§ WHAT TO WORK ON: Locate the line that contains "Extract all readable text from this page.", then copy it and all later lines of the data below exactly, through the last one.

§ RECORDS SUPPLIED:
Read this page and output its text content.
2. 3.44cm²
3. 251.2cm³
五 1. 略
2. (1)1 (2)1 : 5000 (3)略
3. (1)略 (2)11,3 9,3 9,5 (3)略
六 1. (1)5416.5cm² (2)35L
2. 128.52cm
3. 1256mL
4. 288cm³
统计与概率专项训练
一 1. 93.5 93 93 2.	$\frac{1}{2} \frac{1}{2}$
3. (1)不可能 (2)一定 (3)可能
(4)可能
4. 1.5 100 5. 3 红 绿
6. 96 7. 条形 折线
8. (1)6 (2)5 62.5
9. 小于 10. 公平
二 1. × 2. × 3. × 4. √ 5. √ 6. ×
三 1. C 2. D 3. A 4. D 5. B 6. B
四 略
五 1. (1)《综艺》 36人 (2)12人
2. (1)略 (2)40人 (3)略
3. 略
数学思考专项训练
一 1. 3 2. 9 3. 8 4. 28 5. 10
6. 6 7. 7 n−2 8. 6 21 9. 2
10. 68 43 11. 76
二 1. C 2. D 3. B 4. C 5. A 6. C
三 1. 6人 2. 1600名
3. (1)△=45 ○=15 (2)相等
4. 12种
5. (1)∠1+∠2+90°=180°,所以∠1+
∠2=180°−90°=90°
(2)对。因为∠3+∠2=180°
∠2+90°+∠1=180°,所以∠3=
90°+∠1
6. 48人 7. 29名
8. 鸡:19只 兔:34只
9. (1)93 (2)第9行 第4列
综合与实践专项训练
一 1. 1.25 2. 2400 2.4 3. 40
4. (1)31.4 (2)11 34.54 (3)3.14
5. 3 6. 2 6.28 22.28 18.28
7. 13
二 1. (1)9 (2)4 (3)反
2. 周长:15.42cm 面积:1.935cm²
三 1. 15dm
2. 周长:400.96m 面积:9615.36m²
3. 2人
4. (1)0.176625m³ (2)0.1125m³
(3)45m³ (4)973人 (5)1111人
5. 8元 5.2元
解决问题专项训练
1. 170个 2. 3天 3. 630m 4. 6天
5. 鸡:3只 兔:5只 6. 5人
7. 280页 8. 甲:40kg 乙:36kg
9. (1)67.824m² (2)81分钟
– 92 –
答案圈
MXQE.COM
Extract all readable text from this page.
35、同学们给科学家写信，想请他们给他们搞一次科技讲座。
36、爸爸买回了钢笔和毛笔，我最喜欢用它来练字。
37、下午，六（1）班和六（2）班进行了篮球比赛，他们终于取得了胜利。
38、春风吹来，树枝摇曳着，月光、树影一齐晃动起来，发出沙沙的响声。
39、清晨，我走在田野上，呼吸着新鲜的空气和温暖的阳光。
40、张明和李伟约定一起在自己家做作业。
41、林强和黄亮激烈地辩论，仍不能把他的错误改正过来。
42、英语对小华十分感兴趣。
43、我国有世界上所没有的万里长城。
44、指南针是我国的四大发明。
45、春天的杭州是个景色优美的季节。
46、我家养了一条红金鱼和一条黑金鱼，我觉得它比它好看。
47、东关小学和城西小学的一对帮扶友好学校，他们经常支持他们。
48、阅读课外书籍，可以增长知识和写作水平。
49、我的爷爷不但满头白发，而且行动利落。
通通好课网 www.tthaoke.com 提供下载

§ THE ANSWER:
Extract all readable text from this page.
35、同学们给科学家写信，想请他们给他们搞一次科技讲座。
36、爸爸买回了钢笔和毛笔，我最喜欢用它来练字。
37、下午，六（1）班和六（2）班进行了篮球比赛，他们终于取得了胜利。
38、春风吹来，树枝摇曳着，月光、树影一齐晃动起来，发出沙沙的响声。
39、清晨，我走在田野上，呼吸着新鲜的空气和温暖的阳光。
40、张明和李伟约定一起在自己家做作业。
41、林强和黄亮激烈地辩论，仍不能把他的错误改正过来。
42、英语对小华十分感兴趣。
43、我国有世界上所没有的万里长城。
44、指南针是我国的四大发明。
45、春天的杭州是个景色优美的季节。
46、我家养了一条红金鱼和一条黑金鱼，我觉得它比它好看。
47、东关小学和城西小学的一对帮扶友好学校，他们经常支持他们。
48、阅读课外书籍，可以增长知识和写作水平。
49、我的爷爷不但满头白发，而且行动利落。
通通好课网 www.tthaoke.com 提供下载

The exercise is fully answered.